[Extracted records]
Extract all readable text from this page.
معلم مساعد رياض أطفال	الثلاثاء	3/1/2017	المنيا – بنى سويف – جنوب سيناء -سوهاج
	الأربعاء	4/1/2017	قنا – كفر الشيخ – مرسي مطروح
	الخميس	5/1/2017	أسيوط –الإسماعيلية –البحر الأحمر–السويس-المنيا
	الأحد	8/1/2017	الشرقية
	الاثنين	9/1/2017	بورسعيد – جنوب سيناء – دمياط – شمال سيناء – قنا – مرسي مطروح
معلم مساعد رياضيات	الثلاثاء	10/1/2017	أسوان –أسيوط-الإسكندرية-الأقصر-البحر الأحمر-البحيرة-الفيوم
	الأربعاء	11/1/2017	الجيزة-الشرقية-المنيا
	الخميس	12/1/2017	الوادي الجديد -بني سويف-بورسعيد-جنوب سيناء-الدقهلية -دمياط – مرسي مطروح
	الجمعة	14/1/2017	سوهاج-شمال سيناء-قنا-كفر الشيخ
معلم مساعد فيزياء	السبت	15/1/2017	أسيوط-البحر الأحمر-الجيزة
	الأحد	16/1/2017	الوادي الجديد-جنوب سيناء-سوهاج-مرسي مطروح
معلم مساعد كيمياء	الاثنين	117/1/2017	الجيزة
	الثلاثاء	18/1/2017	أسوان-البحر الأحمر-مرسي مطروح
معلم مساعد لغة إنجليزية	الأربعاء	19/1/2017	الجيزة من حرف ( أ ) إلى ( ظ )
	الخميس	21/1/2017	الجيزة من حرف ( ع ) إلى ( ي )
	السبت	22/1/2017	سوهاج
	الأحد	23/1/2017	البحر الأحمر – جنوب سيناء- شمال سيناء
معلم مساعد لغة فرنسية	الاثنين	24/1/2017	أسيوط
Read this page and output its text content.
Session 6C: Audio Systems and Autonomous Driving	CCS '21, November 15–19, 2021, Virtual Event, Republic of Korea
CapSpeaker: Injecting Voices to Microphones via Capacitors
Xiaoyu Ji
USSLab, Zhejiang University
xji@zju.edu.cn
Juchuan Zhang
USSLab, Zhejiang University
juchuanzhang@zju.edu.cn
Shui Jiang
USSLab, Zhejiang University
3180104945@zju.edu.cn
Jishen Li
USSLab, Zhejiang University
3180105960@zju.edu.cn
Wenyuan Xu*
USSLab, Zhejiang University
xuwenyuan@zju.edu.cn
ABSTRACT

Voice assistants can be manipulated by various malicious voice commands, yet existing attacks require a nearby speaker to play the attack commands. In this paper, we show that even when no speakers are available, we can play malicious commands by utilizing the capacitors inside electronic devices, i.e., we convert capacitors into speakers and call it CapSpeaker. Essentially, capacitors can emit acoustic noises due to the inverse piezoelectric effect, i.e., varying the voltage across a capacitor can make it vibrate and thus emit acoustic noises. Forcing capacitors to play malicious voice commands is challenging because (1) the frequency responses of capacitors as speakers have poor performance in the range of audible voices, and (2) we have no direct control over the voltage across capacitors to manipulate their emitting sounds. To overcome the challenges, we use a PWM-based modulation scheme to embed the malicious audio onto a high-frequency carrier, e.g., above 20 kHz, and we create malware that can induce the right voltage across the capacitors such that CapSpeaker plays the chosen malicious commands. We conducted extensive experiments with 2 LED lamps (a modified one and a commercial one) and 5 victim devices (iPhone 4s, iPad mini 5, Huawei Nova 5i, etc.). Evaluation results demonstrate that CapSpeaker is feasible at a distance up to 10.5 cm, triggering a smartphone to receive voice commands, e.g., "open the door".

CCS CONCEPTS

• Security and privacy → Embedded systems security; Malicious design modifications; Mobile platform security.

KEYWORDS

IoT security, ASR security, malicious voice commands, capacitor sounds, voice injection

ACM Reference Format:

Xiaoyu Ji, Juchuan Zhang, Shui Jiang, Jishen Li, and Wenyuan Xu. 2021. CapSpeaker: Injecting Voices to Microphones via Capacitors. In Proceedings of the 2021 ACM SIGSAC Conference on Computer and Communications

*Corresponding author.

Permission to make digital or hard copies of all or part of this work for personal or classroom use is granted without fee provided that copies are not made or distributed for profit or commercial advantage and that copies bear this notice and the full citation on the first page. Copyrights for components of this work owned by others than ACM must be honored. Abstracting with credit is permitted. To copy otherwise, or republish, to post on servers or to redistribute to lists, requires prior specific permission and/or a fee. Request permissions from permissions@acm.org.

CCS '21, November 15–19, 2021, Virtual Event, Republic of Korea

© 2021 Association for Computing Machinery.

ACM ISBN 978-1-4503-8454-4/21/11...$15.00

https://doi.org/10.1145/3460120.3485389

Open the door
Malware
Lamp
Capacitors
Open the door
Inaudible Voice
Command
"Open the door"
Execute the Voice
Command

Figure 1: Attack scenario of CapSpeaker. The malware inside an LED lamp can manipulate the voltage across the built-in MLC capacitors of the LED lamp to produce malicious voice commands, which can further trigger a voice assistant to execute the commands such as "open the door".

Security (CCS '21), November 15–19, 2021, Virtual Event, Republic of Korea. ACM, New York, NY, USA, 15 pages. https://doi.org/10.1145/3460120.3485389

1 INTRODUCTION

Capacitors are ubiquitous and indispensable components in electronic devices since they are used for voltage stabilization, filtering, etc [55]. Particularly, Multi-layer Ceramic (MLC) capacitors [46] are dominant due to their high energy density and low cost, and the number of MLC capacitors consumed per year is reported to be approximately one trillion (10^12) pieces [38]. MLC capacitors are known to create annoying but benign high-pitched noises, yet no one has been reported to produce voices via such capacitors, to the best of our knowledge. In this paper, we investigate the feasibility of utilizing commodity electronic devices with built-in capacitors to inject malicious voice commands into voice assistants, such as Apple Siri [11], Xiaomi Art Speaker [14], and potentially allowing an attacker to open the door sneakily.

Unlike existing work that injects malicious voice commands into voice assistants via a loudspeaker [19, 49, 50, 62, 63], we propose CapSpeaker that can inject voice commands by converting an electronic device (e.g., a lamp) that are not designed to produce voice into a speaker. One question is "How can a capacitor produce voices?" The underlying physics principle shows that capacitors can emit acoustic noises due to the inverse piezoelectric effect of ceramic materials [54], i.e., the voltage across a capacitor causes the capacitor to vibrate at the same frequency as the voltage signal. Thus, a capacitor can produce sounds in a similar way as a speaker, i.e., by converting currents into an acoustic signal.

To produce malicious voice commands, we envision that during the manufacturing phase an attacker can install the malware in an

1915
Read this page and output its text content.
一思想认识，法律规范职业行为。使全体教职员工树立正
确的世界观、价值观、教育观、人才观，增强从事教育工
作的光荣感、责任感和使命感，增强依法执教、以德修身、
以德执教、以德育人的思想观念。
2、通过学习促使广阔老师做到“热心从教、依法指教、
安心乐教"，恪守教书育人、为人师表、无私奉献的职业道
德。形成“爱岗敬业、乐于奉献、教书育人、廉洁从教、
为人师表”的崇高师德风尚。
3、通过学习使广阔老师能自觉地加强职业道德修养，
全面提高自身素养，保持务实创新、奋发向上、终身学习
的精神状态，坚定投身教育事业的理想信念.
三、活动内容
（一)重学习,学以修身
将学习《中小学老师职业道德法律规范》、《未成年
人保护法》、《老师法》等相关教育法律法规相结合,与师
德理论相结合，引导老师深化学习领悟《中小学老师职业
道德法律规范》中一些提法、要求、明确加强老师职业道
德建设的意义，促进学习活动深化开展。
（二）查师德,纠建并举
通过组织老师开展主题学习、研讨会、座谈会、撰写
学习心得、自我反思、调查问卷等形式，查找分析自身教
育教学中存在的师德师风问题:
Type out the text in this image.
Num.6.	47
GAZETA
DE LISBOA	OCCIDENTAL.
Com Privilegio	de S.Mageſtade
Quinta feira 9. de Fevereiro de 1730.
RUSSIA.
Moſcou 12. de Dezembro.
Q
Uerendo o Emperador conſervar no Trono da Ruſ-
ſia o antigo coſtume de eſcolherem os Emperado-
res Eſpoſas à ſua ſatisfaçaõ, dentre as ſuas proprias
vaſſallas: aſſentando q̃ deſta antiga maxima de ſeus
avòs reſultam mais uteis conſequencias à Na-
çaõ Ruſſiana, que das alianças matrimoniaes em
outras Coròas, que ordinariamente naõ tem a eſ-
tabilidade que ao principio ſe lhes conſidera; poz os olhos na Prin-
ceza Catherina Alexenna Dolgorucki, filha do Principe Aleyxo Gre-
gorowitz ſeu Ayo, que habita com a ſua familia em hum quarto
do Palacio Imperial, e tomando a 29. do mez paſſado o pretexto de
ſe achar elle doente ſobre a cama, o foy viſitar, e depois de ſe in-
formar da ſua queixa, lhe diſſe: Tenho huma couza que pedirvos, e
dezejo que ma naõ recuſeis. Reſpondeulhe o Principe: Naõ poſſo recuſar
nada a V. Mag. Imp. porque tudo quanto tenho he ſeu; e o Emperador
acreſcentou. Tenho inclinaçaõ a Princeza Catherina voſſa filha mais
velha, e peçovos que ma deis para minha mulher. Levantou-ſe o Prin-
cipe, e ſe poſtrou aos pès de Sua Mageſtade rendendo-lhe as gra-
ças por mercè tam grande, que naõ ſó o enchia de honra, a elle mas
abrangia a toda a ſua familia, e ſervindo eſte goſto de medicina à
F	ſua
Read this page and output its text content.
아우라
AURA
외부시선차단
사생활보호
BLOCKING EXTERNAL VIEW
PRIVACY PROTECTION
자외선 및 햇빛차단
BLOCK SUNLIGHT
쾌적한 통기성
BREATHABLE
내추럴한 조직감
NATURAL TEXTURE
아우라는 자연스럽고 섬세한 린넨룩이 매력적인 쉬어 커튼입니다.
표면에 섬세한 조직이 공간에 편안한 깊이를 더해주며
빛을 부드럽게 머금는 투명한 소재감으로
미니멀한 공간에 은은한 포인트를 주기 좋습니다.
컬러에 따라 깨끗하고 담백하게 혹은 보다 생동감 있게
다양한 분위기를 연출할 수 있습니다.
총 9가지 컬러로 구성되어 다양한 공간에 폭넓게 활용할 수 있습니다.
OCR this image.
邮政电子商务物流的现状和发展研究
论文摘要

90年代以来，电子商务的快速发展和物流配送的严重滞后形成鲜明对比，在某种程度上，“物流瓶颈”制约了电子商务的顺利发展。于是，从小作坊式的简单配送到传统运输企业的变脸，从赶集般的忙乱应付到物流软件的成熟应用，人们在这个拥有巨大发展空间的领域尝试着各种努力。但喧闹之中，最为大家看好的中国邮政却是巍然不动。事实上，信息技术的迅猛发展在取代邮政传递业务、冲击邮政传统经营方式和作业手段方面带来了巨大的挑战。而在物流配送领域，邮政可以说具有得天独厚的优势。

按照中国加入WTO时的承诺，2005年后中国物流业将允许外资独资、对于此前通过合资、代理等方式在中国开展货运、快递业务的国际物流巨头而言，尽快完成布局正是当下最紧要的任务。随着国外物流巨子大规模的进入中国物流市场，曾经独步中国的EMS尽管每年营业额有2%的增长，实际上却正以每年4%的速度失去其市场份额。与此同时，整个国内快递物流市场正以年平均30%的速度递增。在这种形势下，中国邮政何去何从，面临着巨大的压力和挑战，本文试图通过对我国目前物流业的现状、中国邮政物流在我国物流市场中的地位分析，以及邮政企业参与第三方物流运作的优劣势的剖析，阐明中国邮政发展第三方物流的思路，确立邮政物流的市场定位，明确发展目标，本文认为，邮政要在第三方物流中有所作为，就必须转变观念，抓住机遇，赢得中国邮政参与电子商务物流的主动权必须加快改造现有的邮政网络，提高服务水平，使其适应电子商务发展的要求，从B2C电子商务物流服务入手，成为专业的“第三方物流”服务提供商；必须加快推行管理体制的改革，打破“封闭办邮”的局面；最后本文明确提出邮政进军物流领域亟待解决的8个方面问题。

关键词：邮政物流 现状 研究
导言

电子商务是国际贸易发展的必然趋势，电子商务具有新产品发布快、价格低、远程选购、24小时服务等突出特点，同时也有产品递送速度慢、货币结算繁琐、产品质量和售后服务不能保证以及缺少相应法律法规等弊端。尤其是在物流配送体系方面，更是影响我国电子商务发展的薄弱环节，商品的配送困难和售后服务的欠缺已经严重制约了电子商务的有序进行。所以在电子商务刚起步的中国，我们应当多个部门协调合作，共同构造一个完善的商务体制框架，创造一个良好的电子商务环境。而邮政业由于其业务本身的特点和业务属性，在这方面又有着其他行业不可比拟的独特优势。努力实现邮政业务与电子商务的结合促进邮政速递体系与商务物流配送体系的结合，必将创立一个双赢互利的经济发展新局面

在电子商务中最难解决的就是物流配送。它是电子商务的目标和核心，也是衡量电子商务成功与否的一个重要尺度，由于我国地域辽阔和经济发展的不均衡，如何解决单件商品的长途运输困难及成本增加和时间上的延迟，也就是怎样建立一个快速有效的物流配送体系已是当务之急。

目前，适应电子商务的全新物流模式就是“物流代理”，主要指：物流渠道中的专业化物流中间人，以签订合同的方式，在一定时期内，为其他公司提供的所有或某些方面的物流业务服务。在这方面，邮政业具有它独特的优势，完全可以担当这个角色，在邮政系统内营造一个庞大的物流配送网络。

EXERCISE INSTRUCTIONS: Using the listing above, locate the lines that hold "filha" and copy each one.

EXPECTED OUTPUT:
ceza Catherina Alexenna Dolgorucki, filha do Principe Aleyxo Gre-
acreſcentou. Tenho inclinaçaõ a Princeza Catherina voſſa filha mais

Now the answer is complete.